With the pictures omitted, write out the entries that follow exactly as they stand.
## start
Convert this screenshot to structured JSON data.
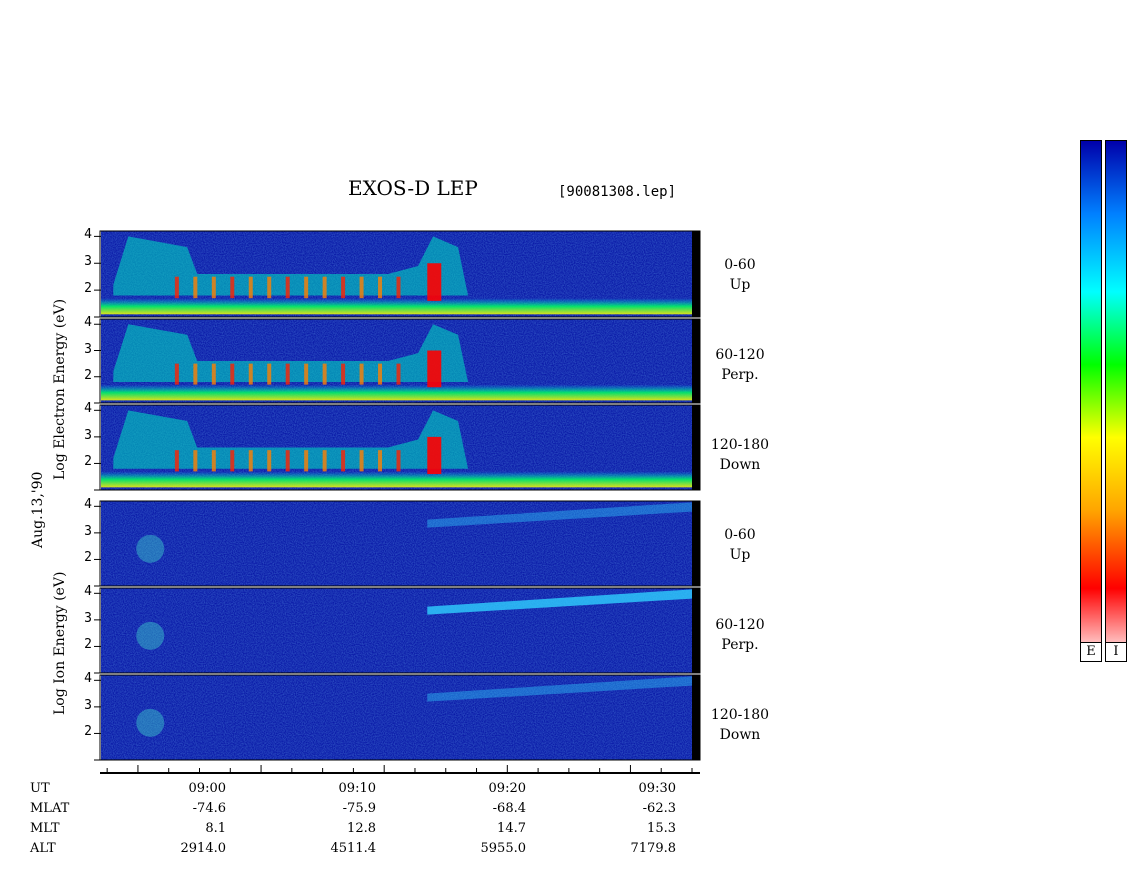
{
  "title": "EXOS-D LEP",
  "file": "[90081308.lep]",
  "date_label": "Aug.13,'90",
  "electron_ylabel": "Log  Electron  Energy (eV)",
  "ion_ylabel": "Log   Ion   Energy (eV)",
  "pitch_labels": [
    {
      "range": "0-60",
      "dir": "Up"
    },
    {
      "range": "60-120",
      "dir": "Perp."
    },
    {
      "range": "120-180",
      "dir": "Down"
    },
    {
      "range": "0-60",
      "dir": "Up"
    },
    {
      "range": "60-120",
      "dir": "Perp."
    },
    {
      "range": "120-180",
      "dir": "Down"
    }
  ],
  "y_ticks": [
    "4",
    "3",
    "2"
  ],
  "ephemeris": {
    "rows": [
      "UT",
      "MLAT",
      "MLT",
      "ALT"
    ],
    "columns": [
      {
        "UT": "09:00",
        "MLAT": "-74.6",
        "MLT": "8.1",
        "ALT": "2914.0"
      },
      {
        "UT": "09:10",
        "MLAT": "-75.9",
        "MLT": "12.8",
        "ALT": "4511.4"
      },
      {
        "UT": "09:20",
        "MLAT": "-68.4",
        "MLT": "14.7",
        "ALT": "5955.0"
      },
      {
        "UT": "09:30",
        "MLAT": "-62.3",
        "MLT": "15.3",
        "ALT": "7179.8"
      }
    ]
  },
  "colorbar_labels": [
    "E",
    "I"
  ],
  "colors": {
    "background": "#0a1aa8",
    "colormap": [
      "#ffffff",
      "#ff0000",
      "#ffa500",
      "#ffff00",
      "#00ff00",
      "#00ffff",
      "#0080ff",
      "#0000aa"
    ]
  },
  "chart_data": {
    "type": "heatmap",
    "title": "EXOS-D LEP",
    "xlabel": "UT",
    "x_ticks": [
      "09:00",
      "09:10",
      "09:20",
      "09:30"
    ],
    "ylim_log_eV": [
      1,
      4.2
    ],
    "panels": [
      {
        "species": "Electron",
        "pitch": "0-60",
        "dir": "Up"
      },
      {
        "species": "Electron",
        "pitch": "60-120",
        "dir": "Perp."
      },
      {
        "species": "Electron",
        "pitch": "120-180",
        "dir": "Down"
      },
      {
        "species": "Ion",
        "pitch": "0-60",
        "dir": "Up"
      },
      {
        "species": "Ion",
        "pitch": "60-120",
        "dir": "Perp."
      },
      {
        "species": "Ion",
        "pitch": "120-180",
        "dir": "Down"
      }
    ]
  }
}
## end
## WRITTEN RESPONSE
Convert this screenshot to structured JSON data.
{
  "title": "EXOS-D LEP",
  "file": "[90081308.lep]",
  "date_label": "Aug.13,'90",
  "electron_ylabel": "Log  Electron  Energy (eV)",
  "ion_ylabel": "Log   Ion   Energy (eV)",
  "pitch_labels": [
    {
      "range": "0-60",
      "dir": "Up"
    },
    {
      "range": "60-120",
      "dir": "Perp."
    },
    {
      "range": "120-180",
      "dir": "Down"
    },
    {
      "range": "0-60",
      "dir": "Up"
    },
    {
      "range": "60-120",
      "dir": "Perp."
    },
    {
      "range": "120-180",
      "dir": "Down"
    }
  ],
  "y_ticks": [
    "4",
    "3",
    "2"
  ],
  "ephemeris": {
    "rows": [
      "UT",
      "MLAT",
      "MLT",
      "ALT"
    ],
    "columns": [
      {
        "UT": "09:00",
        "MLAT": "-74.6",
        "MLT": "8.1",
        "ALT": "2914.0"
      },
      {
        "UT": "09:10",
        "MLAT": "-75.9",
        "MLT": "12.8",
        "ALT": "4511.4"
      },
      {
        "UT": "09:20",
        "MLAT": "-68.4",
        "MLT": "14.7",
        "ALT": "5955.0"
      },
      {
        "UT": "09:30",
        "MLAT": "-62.3",
        "MLT": "15.3",
        "ALT": "7179.8"
      }
    ]
  },
  "colorbar_labels": [
    "E",
    "I"
  ],
  "colors": {
    "background": "#0a1aa8",
    "colormap": [
      "#ffffff",
      "#ff0000",
      "#ffa500",
      "#ffff00",
      "#00ff00",
      "#00ffff",
      "#0080ff",
      "#0000aa"
    ]
  },
  "chart_data": {
    "type": "heatmap",
    "title": "EXOS-D LEP",
    "xlabel": "UT",
    "x_ticks": [
      "09:00",
      "09:10",
      "09:20",
      "09:30"
    ],
    "ylim_log_eV": [
      1,
      4.2
    ],
    "panels": [
      {
        "species": "Electron",
        "pitch": "0-60",
        "dir": "Up"
      },
      {
        "species": "Electron",
        "pitch": "60-120",
        "dir": "Perp."
      },
      {
        "species": "Electron",
        "pitch": "120-180",
        "dir": "Down"
      },
      {
        "species": "Ion",
        "pitch": "0-60",
        "dir": "Up"
      },
      {
        "species": "Ion",
        "pitch": "60-120",
        "dir": "Perp."
      },
      {
        "species": "Ion",
        "pitch": "120-180",
        "dir": "Down"
      }
    ]
  }
}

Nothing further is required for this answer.